* [What you will do] Answer with a single number, the count of lines holding the word "Sweden".

Data listing start

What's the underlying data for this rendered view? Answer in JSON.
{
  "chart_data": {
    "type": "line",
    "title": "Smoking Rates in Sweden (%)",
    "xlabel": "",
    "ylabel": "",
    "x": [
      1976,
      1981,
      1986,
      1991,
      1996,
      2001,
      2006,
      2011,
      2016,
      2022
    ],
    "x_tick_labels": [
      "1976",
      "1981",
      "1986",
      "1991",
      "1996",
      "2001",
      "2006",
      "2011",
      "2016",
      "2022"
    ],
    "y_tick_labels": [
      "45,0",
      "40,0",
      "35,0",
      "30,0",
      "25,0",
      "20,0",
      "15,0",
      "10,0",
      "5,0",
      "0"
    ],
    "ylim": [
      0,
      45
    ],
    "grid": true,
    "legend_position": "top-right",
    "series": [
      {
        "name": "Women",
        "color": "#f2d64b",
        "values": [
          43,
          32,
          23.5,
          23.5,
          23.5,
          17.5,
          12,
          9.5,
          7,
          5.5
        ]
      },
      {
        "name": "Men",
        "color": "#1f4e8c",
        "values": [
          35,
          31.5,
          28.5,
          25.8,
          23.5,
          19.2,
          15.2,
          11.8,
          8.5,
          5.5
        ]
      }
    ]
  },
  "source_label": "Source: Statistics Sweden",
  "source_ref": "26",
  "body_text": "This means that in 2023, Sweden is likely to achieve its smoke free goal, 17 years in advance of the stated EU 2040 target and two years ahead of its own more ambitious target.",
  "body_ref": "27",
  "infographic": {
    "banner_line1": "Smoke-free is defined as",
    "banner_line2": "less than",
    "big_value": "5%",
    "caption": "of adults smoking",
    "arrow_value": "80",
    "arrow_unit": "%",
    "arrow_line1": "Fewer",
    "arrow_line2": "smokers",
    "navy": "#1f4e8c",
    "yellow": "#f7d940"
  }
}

Data listing end

* [Answer to this problem] 3